* begin DATASET EXTRACT *

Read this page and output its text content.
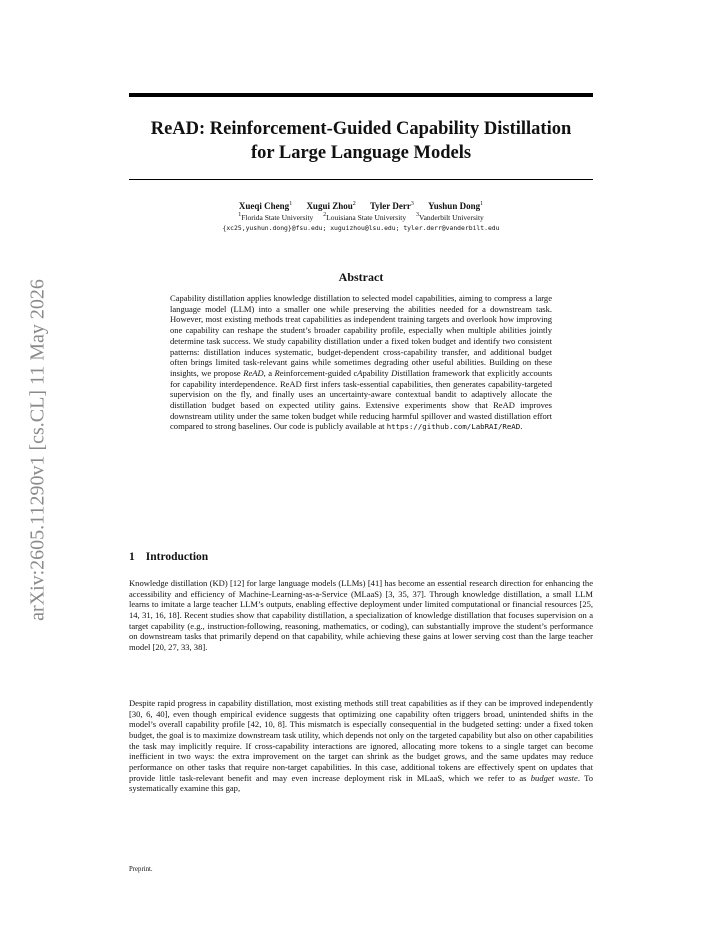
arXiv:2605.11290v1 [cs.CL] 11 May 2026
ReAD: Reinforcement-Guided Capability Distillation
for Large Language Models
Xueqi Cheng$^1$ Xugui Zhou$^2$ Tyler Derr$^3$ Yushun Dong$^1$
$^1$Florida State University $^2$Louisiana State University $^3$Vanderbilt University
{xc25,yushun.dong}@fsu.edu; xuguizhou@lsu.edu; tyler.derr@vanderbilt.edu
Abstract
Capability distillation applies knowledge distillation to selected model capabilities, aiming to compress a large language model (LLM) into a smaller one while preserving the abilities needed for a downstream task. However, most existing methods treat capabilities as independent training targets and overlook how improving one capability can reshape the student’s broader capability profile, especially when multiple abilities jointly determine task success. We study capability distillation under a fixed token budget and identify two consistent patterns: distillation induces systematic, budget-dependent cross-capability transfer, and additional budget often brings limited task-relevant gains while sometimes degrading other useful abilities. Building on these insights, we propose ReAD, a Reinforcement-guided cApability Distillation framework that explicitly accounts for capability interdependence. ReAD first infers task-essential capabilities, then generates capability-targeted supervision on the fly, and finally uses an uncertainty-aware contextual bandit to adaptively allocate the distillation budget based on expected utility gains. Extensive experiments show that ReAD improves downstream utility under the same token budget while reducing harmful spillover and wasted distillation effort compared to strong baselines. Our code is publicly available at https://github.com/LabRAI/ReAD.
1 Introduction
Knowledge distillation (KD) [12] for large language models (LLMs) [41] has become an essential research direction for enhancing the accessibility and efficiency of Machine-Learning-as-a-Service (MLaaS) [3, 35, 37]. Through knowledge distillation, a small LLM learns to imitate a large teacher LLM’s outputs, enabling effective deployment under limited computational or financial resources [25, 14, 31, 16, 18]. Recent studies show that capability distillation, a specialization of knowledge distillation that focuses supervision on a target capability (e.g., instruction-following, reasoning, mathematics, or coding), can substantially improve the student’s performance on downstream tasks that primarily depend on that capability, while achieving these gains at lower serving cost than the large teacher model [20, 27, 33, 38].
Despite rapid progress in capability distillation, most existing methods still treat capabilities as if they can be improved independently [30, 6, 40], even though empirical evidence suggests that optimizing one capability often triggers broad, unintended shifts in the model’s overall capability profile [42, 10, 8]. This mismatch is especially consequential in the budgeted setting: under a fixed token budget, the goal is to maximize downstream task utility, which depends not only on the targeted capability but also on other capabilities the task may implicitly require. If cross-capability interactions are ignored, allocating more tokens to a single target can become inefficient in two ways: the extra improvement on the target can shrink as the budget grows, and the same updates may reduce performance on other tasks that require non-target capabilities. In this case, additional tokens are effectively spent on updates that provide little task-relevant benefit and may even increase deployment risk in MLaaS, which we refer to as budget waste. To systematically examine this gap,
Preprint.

* end DATASET EXTRACT *

● WRITTEN REQUEST
The records above need to be given again exactly. Omit the pictures.

● WRITTEN RESPONSE
Read this page and output its text content.
arXiv:2605.11290v1 [cs.CL] 11 May 2026
ReAD: Reinforcement-Guided Capability Distillation
for Large Language Models
Xueqi Cheng$^1$ Xugui Zhou$^2$ Tyler Derr$^3$ Yushun Dong$^1$
$^1$Florida State University $^2$Louisiana State University $^3$Vanderbilt University
{xc25,yushun.dong}@fsu.edu; xuguizhou@lsu.edu; tyler.derr@vanderbilt.edu
Abstract
Capability distillation applies knowledge distillation to selected model capabilities, aiming to compress a large language model (LLM) into a smaller one while preserving the abilities needed for a downstream task. However, most existing methods treat capabilities as independent training targets and overlook how improving one capability can reshape the student’s broader capability profile, especially when multiple abilities jointly determine task success. We study capability distillation under a fixed token budget and identify two consistent patterns: distillation induces systematic, budget-dependent cross-capability transfer, and additional budget often brings limited task-relevant gains while sometimes degrading other useful abilities. Building on these insights, we propose ReAD, a Reinforcement-guided cApability Distillation framework that explicitly accounts for capability interdependence. ReAD first infers task-essential capabilities, then generates capability-targeted supervision on the fly, and finally uses an uncertainty-aware contextual bandit to adaptively allocate the distillation budget based on expected utility gains. Extensive experiments show that ReAD improves downstream utility under the same token budget while reducing harmful spillover and wasted distillation effort compared to strong baselines. Our code is publicly available at https://github.com/LabRAI/ReAD.
1 Introduction
Knowledge distillation (KD) [12] for large language models (LLMs) [41] has become an essential research direction for enhancing the accessibility and efficiency of Machine-Learning-as-a-Service (MLaaS) [3, 35, 37]. Through knowledge distillation, a small LLM learns to imitate a large teacher LLM’s outputs, enabling effective deployment under limited computational or financial resources [25, 14, 31, 16, 18]. Recent studies show that capability distillation, a specialization of knowledge distillation that focuses supervision on a target capability (e.g., instruction-following, reasoning, mathematics, or coding), can substantially improve the student’s performance on downstream tasks that primarily depend on that capability, while achieving these gains at lower serving cost than the large teacher model [20, 27, 33, 38].
Despite rapid progress in capability distillation, most existing methods still treat capabilities as if they can be improved independently [30, 6, 40], even though empirical evidence suggests that optimizing one capability often triggers broad, unintended shifts in the model’s overall capability profile [42, 10, 8]. This mismatch is especially consequential in the budgeted setting: under a fixed token budget, the goal is to maximize downstream task utility, which depends not only on the targeted capability but also on other capabilities the task may implicitly require. If cross-capability interactions are ignored, allocating more tokens to a single target can become inefficient in two ways: the extra improvement on the target can shrink as the budget grows, and the same updates may reduce performance on other tasks that require non-target capabilities. In this case, additional tokens are effectively spent on updates that provide little task-relevant benefit and may even increase deployment risk in MLaaS, which we refer to as budget waste. To systematically examine this gap,
Preprint.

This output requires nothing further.